→ **WHAT THE TASK ASKS**
Copy every line in the records below that contains the word "Channel".

[Saved entries]
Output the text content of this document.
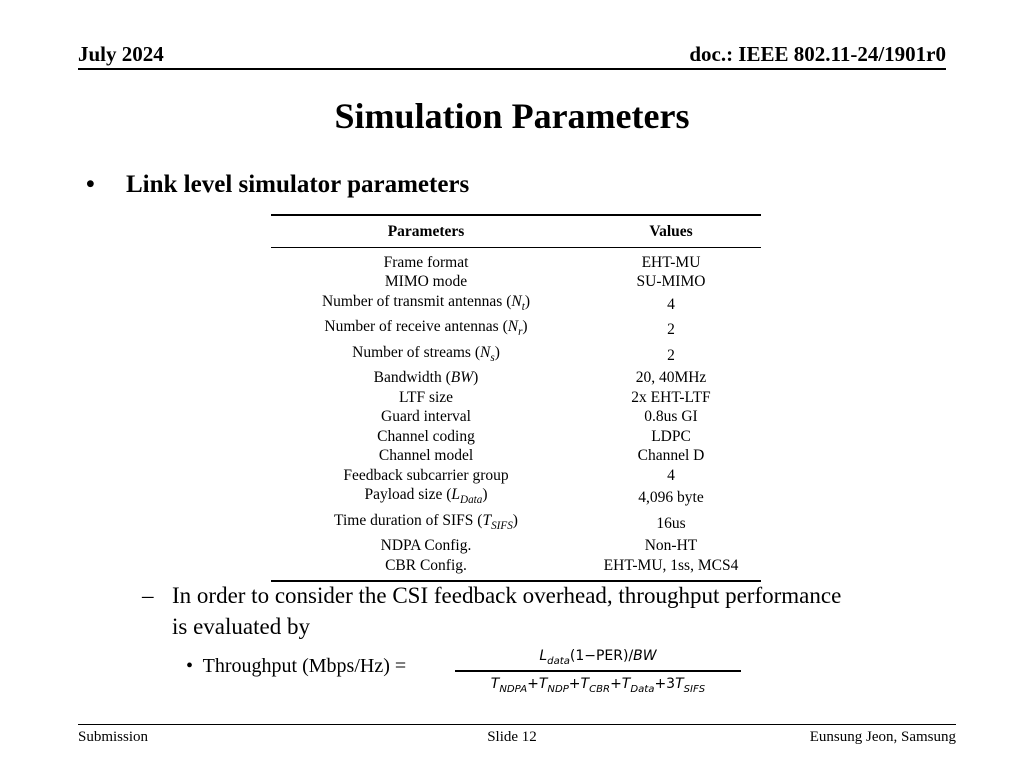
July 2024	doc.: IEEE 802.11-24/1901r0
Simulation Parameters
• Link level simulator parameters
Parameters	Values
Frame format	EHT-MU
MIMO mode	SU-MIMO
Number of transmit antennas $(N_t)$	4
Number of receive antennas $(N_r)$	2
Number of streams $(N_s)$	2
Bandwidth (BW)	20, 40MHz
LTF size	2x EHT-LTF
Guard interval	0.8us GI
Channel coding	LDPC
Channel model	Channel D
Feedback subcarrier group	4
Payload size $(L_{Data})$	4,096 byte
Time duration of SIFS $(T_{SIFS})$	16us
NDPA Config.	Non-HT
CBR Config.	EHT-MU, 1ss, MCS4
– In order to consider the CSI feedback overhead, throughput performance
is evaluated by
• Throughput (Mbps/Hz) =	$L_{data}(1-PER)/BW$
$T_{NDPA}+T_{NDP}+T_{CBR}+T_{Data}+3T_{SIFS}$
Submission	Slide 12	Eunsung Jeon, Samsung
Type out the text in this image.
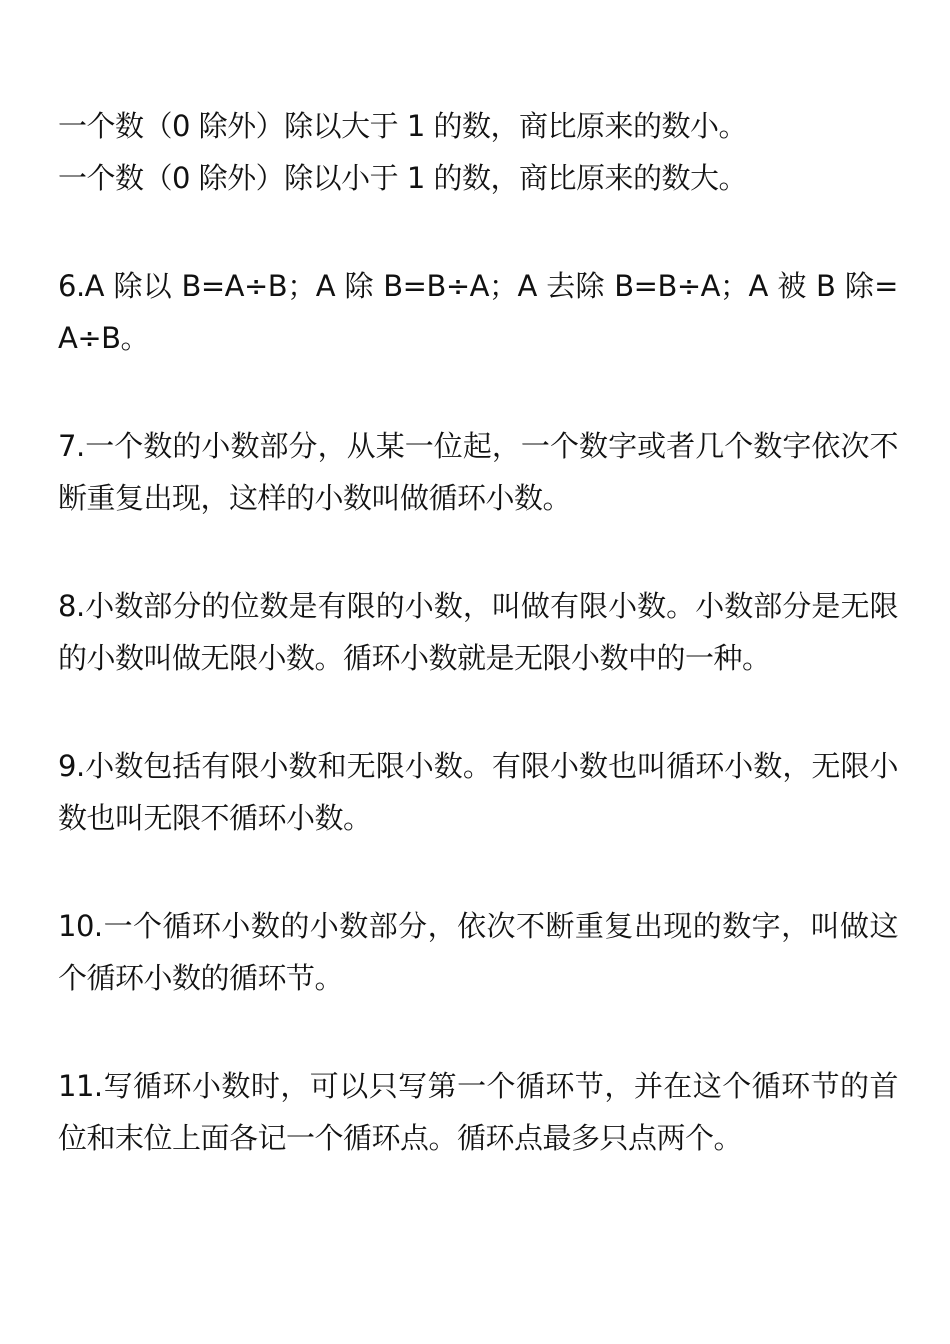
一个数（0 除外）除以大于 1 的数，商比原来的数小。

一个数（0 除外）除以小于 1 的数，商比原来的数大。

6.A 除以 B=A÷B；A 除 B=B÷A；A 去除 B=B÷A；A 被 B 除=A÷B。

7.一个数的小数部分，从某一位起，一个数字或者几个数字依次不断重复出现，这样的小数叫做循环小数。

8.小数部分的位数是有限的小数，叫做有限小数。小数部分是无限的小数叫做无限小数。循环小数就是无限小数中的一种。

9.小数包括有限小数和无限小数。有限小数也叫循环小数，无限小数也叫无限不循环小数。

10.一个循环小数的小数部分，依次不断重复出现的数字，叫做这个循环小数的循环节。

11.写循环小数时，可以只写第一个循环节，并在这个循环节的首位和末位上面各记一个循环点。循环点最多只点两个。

→ **RESULT**
Channel coding	LDPC
Channel model	Channel D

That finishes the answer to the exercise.